> [What you are asked to do]:
Quote, word for word, every line from the first one through the line containing "white-bishop-icon: ♝ bbox=[184, 76, 213, 101]", including both of those lines.

Data entries:
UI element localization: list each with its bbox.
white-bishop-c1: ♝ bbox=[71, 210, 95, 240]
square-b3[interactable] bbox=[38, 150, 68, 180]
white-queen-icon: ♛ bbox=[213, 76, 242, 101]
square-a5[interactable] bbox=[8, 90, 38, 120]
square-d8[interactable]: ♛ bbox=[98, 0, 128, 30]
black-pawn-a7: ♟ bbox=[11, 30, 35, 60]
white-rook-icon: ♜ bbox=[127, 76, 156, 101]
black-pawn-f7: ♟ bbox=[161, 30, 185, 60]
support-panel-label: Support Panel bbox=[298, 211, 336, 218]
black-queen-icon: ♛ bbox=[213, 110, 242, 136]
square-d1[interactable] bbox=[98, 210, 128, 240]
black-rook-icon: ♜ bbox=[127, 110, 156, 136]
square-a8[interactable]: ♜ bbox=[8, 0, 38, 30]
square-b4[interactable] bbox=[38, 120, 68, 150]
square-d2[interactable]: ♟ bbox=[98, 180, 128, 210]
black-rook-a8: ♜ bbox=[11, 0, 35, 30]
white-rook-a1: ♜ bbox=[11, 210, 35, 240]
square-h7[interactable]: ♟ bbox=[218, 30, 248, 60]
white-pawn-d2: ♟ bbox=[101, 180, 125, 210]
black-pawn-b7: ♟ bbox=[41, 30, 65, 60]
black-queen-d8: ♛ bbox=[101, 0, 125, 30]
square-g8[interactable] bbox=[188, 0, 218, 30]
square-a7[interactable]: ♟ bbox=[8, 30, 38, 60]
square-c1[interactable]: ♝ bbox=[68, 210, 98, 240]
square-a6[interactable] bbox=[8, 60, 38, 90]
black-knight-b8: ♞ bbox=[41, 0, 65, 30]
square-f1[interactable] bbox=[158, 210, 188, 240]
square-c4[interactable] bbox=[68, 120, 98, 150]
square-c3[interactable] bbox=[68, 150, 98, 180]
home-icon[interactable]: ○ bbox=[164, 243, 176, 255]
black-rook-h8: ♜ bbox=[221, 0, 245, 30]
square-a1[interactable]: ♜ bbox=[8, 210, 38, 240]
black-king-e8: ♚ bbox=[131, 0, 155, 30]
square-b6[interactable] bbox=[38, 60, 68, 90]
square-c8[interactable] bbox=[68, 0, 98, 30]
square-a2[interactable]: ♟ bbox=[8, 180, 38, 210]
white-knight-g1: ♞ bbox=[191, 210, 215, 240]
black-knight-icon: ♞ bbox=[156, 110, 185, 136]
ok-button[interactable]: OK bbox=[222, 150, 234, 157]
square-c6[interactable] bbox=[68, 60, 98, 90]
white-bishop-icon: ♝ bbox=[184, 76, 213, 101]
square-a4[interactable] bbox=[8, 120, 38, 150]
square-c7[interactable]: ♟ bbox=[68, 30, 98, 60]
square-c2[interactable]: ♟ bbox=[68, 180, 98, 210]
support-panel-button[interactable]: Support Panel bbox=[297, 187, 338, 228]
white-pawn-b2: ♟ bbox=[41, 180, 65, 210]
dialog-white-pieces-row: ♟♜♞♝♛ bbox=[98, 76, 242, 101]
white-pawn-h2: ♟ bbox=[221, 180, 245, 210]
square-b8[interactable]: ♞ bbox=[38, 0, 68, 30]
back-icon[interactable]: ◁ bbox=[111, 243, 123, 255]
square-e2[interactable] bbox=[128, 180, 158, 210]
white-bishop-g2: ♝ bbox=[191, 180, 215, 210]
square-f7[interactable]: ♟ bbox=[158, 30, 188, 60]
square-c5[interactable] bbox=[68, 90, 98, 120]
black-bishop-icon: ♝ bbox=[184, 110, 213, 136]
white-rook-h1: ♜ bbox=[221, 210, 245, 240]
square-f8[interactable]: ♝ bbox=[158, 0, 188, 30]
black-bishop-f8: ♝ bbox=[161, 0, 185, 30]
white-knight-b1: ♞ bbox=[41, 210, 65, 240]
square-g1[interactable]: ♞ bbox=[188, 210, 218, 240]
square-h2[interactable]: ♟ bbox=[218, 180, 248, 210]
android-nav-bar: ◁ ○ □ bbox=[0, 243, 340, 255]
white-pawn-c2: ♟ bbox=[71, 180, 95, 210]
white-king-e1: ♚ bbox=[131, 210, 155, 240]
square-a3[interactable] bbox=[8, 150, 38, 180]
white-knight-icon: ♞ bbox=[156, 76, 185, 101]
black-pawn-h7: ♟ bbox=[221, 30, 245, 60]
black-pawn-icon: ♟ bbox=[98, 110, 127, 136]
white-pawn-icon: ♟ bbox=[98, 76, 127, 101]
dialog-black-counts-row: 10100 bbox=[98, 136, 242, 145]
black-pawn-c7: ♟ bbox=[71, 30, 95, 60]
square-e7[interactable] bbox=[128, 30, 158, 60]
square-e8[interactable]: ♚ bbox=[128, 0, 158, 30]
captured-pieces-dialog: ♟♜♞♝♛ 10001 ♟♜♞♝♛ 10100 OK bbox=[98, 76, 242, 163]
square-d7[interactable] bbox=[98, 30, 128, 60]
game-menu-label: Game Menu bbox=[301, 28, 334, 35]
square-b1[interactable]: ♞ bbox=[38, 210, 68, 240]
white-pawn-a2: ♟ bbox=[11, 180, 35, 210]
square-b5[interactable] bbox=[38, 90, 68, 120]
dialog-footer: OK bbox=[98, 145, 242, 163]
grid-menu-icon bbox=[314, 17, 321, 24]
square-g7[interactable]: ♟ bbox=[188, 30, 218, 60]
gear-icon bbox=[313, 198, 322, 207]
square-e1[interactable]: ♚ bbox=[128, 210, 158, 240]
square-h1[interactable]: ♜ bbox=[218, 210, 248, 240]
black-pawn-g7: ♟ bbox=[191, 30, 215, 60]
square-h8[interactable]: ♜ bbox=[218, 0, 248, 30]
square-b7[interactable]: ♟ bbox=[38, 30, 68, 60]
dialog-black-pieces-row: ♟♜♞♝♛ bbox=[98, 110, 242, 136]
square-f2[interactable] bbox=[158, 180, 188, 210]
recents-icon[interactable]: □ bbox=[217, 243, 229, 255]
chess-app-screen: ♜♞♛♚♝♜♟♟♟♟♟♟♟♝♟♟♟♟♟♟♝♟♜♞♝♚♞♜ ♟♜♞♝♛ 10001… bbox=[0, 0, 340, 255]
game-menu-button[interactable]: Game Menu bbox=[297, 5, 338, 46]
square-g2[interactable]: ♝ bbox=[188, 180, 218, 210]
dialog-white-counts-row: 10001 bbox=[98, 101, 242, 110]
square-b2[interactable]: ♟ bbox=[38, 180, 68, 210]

> [Reply]:
UI element localization: list each with its bbox.
white-bishop-c1: ♝ bbox=[71, 210, 95, 240]
square-b3[interactable] bbox=[38, 150, 68, 180]
white-queen-icon: ♛ bbox=[213, 76, 242, 101]
square-a5[interactable] bbox=[8, 90, 38, 120]
square-d8[interactable]: ♛ bbox=[98, 0, 128, 30]
black-pawn-a7: ♟ bbox=[11, 30, 35, 60]
white-rook-icon: ♜ bbox=[127, 76, 156, 101]
black-pawn-f7: ♟ bbox=[161, 30, 185, 60]
support-panel-label: Support Panel bbox=[298, 211, 336, 218]
black-queen-icon: ♛ bbox=[213, 110, 242, 136]
square-d1[interactable] bbox=[98, 210, 128, 240]
black-rook-icon: ♜ bbox=[127, 110, 156, 136]
square-a8[interactable]: ♜ bbox=[8, 0, 38, 30]
square-b4[interactable] bbox=[38, 120, 68, 150]
square-d2[interactable]: ♟ bbox=[98, 180, 128, 210]
black-rook-a8: ♜ bbox=[11, 0, 35, 30]
white-rook-a1: ♜ bbox=[11, 210, 35, 240]
square-h7[interactable]: ♟ bbox=[218, 30, 248, 60]
white-pawn-d2: ♟ bbox=[101, 180, 125, 210]
black-pawn-b7: ♟ bbox=[41, 30, 65, 60]
black-queen-d8: ♛ bbox=[101, 0, 125, 30]
square-g8[interactable] bbox=[188, 0, 218, 30]
square-a7[interactable]: ♟ bbox=[8, 30, 38, 60]
square-c1[interactable]: ♝ bbox=[68, 210, 98, 240]
square-a6[interactable] bbox=[8, 60, 38, 90]
black-knight-b8: ♞ bbox=[41, 0, 65, 30]
square-f1[interactable] bbox=[158, 210, 188, 240]
square-c4[interactable] bbox=[68, 120, 98, 150]
square-c3[interactable] bbox=[68, 150, 98, 180]
home-icon[interactable]: ○ bbox=[164, 243, 176, 255]
black-rook-h8: ♜ bbox=[221, 0, 245, 30]
square-a1[interactable]: ♜ bbox=[8, 210, 38, 240]
black-king-e8: ♚ bbox=[131, 0, 155, 30]
square-b6[interactable] bbox=[38, 60, 68, 90]
square-c8[interactable] bbox=[68, 0, 98, 30]
square-a2[interactable]: ♟ bbox=[8, 180, 38, 210]
white-knight-g1: ♞ bbox=[191, 210, 215, 240]
black-knight-icon: ♞ bbox=[156, 110, 185, 136]
ok-button[interactable]: OK bbox=[222, 150, 234, 157]
square-c6[interactable] bbox=[68, 60, 98, 90]
white-bishop-icon: ♝ bbox=[184, 76, 213, 101]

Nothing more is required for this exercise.